§ Records supplied:
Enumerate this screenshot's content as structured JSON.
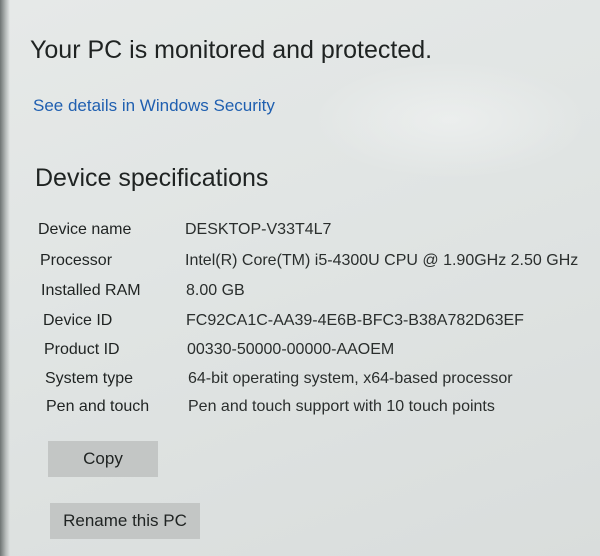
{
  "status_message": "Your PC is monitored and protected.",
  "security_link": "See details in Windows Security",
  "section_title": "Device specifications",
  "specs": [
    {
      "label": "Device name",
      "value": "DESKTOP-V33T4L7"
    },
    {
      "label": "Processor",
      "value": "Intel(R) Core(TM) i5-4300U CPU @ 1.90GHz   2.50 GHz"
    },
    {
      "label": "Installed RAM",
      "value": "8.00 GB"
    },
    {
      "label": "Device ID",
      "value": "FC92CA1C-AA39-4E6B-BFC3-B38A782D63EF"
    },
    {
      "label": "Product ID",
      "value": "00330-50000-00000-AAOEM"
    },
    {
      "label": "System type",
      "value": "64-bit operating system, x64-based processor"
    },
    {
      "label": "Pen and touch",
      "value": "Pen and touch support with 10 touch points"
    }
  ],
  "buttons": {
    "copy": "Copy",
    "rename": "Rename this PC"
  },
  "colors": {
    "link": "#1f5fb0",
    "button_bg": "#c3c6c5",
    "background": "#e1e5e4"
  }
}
==
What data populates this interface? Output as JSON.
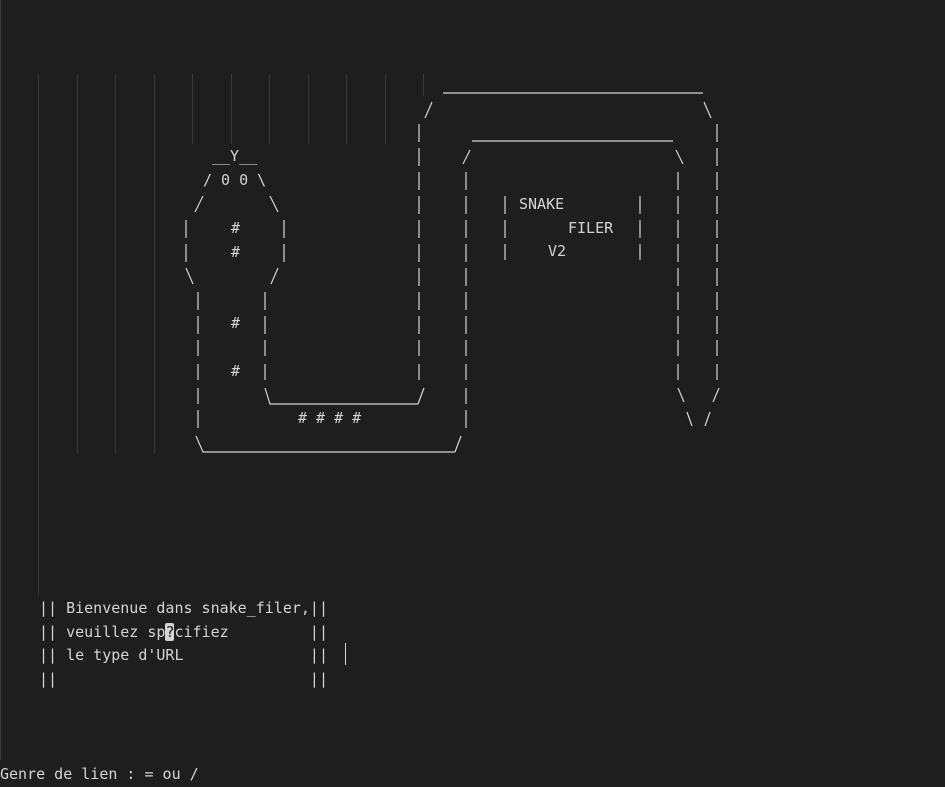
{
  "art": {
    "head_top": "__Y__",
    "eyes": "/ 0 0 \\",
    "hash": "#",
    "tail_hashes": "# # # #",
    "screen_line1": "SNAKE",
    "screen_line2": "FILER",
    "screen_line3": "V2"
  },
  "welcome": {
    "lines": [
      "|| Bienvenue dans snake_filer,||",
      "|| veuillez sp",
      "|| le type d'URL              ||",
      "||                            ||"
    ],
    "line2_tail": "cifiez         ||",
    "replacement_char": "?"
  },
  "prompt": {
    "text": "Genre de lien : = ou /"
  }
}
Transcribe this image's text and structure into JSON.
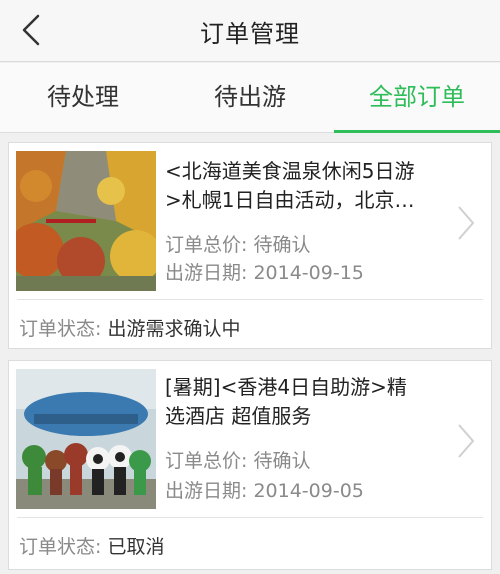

§ Your goal:
In the listing above, find the line containing "What data populates" and the line containing "Transcribe this image's", then return both of them and every line between, exactly, without pictures.

§ Completed exercise:
What data populates this interface? Output as JSON.
{
  "art": {
    "head_top": "__Y__",
    "eyes": "/ 0 0 \\",
    "hash": "#",
    "tail_hashes": "# # # #",
    "screen_line1": "SNAKE",
    "screen_line2": "FILER",
    "screen_line3": "V2"
  },
  "welcome": {
    "lines": [
      "|| Bienvenue dans snake_filer,||",
      "|| veuillez sp",
      "|| le type d'URL              ||",
      "||                            ||"
    ],
    "line2_tail": "cifiez         ||",
    "replacement_char": "?"
  },
  "prompt": {
    "text": "Genre de lien : = ou /"
  }
}
Transcribe this image's text and structure into JSON.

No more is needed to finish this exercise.